■ Data excerpts ■
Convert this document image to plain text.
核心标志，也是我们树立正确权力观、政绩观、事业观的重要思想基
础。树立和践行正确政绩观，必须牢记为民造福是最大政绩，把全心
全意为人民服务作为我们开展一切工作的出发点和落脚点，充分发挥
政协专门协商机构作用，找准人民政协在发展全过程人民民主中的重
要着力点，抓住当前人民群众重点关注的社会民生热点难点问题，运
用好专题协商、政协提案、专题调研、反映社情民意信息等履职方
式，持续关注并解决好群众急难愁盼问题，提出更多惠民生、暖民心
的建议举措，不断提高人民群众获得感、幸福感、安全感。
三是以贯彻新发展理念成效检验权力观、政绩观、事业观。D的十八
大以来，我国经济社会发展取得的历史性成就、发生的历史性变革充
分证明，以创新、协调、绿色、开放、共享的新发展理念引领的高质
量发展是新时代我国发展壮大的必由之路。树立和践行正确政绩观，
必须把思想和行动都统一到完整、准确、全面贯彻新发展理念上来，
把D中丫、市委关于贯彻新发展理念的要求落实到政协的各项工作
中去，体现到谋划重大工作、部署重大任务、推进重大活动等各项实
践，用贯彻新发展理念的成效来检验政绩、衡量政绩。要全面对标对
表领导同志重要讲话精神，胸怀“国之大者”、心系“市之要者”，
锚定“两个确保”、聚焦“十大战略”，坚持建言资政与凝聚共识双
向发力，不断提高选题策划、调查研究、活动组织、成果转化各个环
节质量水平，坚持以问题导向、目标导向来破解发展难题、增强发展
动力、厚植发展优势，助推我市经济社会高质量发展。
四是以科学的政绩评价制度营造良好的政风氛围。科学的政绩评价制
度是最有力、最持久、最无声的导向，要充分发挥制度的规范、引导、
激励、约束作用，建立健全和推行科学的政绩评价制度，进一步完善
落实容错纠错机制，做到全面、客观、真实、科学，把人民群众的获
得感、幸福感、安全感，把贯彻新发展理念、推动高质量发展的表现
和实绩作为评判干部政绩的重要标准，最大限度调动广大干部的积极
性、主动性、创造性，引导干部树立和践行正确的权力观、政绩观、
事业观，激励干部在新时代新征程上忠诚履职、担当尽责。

---

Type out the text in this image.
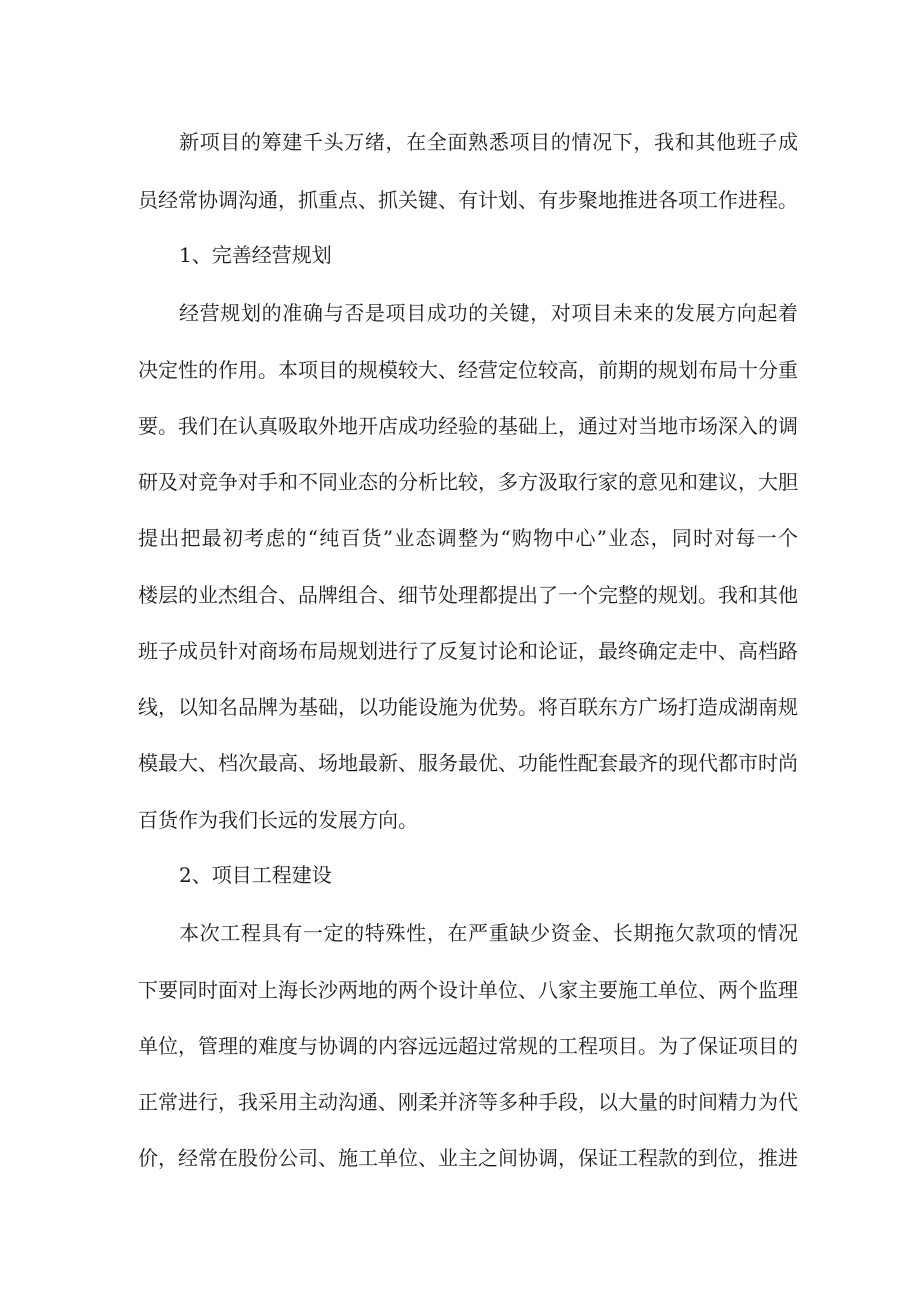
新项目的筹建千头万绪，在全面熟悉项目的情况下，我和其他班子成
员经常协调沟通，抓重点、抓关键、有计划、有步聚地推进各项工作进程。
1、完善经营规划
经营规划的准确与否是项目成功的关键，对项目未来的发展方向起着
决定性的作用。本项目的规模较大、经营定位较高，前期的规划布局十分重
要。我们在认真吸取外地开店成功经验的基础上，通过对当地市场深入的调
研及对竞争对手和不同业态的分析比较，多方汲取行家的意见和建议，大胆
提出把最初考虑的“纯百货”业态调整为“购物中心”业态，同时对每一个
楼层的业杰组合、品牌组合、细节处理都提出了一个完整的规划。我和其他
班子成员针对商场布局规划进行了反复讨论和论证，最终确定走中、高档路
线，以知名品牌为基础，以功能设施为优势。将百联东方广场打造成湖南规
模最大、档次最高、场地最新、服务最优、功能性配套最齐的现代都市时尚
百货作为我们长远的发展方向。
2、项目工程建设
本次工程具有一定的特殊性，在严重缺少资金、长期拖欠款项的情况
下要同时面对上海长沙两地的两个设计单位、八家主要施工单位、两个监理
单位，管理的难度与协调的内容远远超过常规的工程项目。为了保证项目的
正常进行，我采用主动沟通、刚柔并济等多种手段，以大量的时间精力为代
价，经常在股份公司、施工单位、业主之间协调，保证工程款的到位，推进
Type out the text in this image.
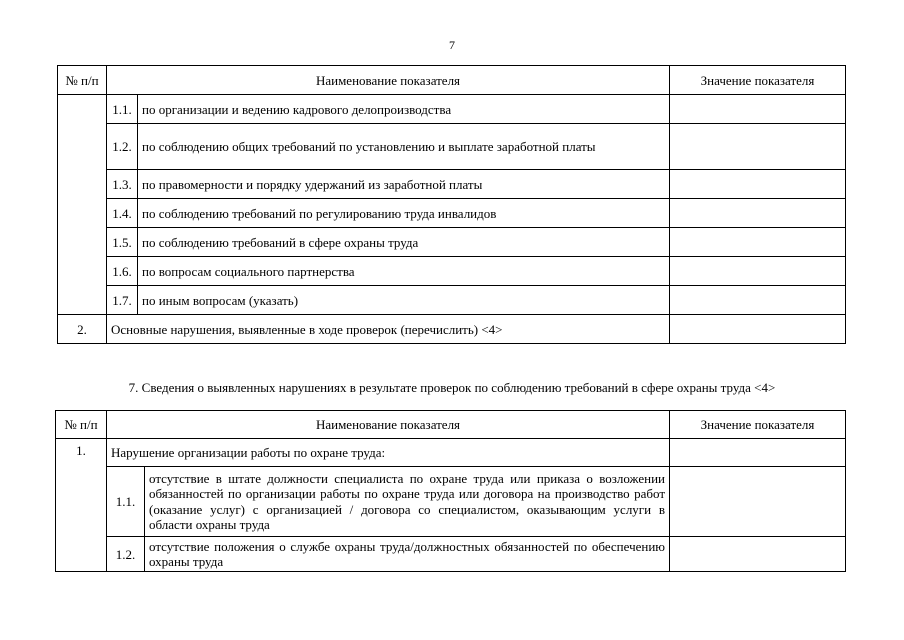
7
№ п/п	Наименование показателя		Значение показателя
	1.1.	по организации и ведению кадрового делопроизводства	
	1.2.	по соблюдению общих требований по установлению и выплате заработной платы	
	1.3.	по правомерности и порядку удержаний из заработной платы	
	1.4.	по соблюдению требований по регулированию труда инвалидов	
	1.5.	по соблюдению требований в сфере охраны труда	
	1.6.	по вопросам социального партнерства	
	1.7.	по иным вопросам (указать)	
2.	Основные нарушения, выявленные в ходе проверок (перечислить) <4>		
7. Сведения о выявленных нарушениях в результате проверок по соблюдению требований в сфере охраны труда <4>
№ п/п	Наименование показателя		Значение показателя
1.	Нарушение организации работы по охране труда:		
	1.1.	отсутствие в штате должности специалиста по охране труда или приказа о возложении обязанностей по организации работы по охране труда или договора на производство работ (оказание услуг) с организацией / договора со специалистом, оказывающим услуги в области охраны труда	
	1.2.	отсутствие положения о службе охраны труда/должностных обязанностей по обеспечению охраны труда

■ Task objective ■
Select all lines in the listing above where the word "платы" appears, and show them.

■ Written reply ■
	1.2.	по соблюдению общих требований по установлению и выплате заработной платы	
	1.3.	по правомерности и порядку удержаний из заработной платы	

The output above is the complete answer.